PROMPT: Count how many lines of the data include "nWeek". The answer is that number and nothing else.

DATASET ENTRIES:

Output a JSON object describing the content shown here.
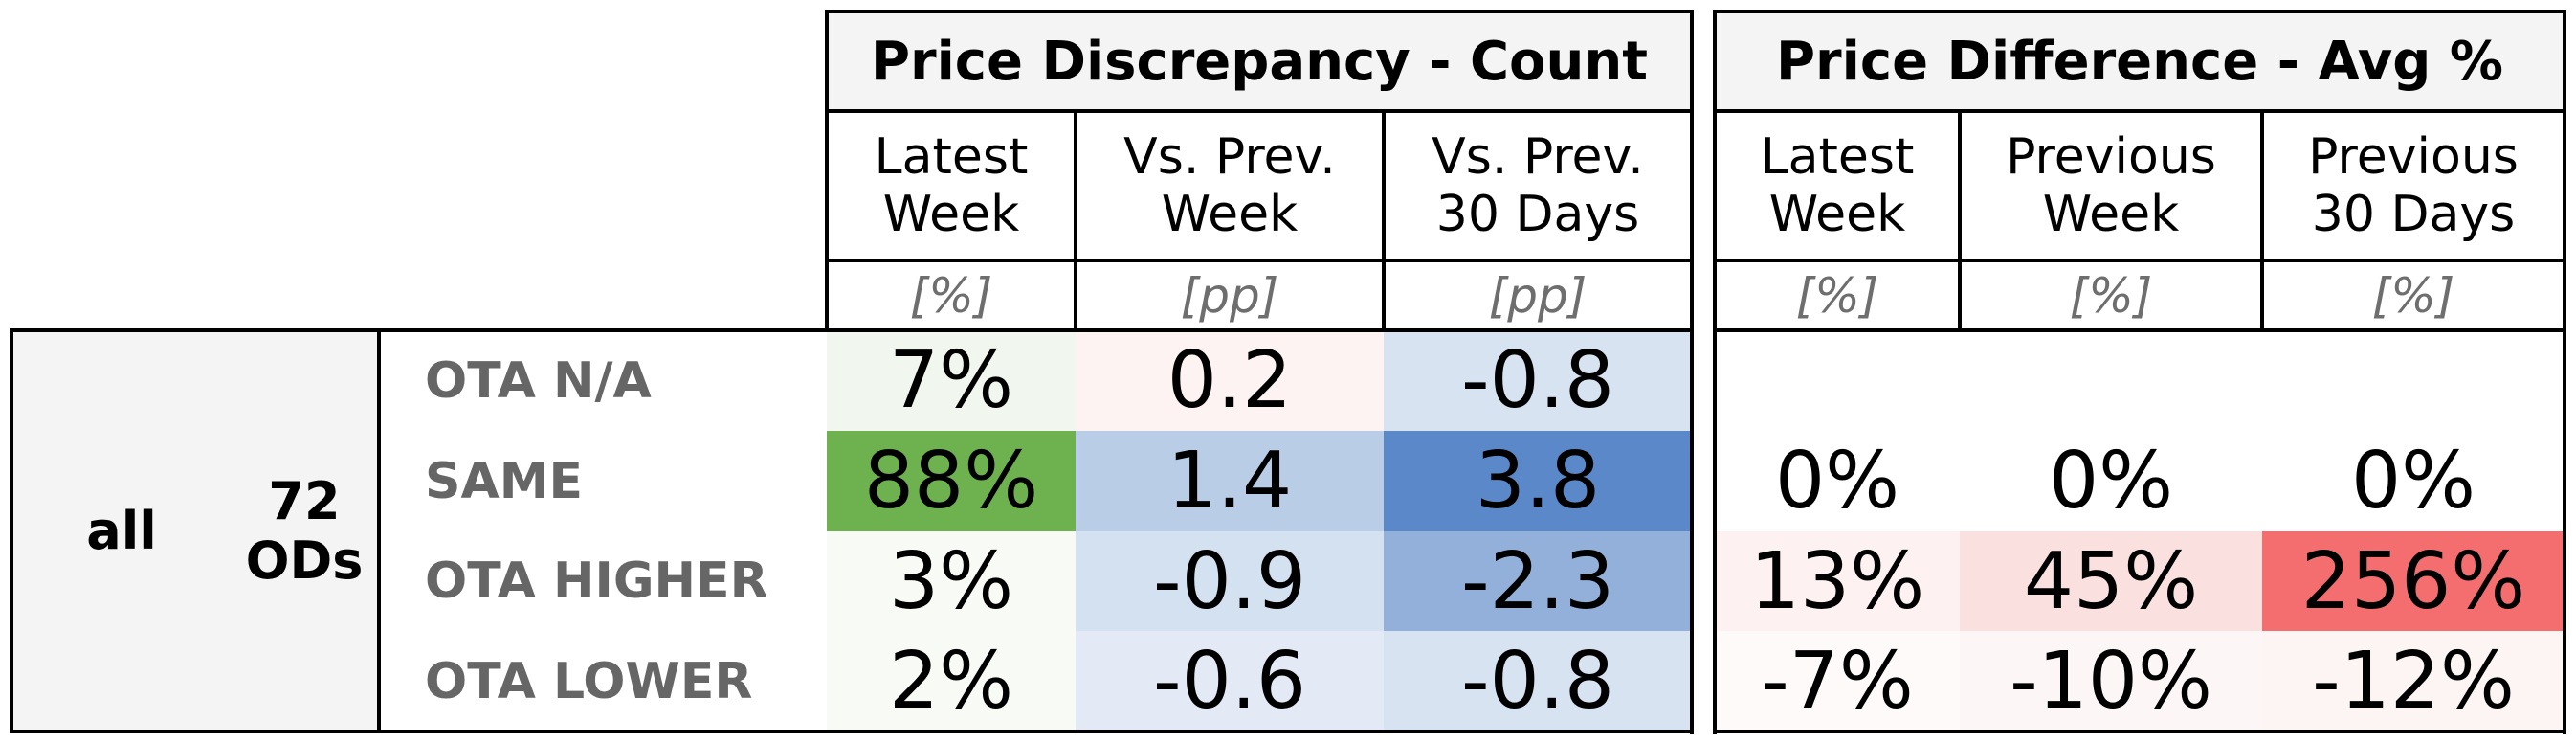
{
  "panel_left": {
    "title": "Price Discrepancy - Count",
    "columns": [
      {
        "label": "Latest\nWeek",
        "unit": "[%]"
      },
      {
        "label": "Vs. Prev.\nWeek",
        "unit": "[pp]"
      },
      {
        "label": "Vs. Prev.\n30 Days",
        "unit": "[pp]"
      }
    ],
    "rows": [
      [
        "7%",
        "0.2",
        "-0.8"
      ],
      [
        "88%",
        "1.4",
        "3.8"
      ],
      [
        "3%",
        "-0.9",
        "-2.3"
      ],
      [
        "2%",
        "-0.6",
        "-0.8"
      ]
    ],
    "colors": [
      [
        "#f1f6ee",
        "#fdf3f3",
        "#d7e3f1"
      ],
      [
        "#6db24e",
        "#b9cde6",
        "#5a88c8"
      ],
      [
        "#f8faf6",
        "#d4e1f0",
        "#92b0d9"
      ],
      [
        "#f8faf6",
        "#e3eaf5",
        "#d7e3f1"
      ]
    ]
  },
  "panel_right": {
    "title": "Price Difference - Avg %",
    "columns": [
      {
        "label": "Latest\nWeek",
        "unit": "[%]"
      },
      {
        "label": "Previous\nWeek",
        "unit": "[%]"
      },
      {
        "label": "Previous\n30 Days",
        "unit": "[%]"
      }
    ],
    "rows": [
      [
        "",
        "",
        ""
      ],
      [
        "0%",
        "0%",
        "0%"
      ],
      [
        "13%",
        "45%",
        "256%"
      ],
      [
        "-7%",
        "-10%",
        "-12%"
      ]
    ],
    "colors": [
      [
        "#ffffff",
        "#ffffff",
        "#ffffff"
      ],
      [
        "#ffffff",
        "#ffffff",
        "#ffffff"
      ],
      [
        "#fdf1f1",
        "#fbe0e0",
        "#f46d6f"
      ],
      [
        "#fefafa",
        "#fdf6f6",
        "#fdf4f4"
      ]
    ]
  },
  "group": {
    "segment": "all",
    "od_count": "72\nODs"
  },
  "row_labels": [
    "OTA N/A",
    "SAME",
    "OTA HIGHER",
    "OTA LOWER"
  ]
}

==

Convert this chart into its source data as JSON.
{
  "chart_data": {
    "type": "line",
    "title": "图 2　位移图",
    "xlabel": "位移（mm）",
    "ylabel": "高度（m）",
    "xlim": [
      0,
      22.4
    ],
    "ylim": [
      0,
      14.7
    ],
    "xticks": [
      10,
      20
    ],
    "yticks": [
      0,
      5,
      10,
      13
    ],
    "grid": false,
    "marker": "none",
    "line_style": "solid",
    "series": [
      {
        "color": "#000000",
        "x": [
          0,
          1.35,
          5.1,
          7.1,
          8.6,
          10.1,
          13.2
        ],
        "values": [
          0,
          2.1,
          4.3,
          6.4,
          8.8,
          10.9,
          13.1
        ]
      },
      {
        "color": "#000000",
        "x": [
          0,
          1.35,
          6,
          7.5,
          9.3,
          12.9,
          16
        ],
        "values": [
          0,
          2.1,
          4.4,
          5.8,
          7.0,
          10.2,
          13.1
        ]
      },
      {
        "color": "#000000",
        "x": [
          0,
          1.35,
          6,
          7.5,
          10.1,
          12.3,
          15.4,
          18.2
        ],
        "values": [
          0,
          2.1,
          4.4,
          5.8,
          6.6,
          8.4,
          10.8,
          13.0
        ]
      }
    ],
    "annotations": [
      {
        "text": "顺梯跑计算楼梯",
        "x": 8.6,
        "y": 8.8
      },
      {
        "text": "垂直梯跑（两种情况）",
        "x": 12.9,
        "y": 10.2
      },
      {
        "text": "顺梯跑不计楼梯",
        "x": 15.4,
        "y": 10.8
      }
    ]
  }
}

ANSWER TO THE TASK: 4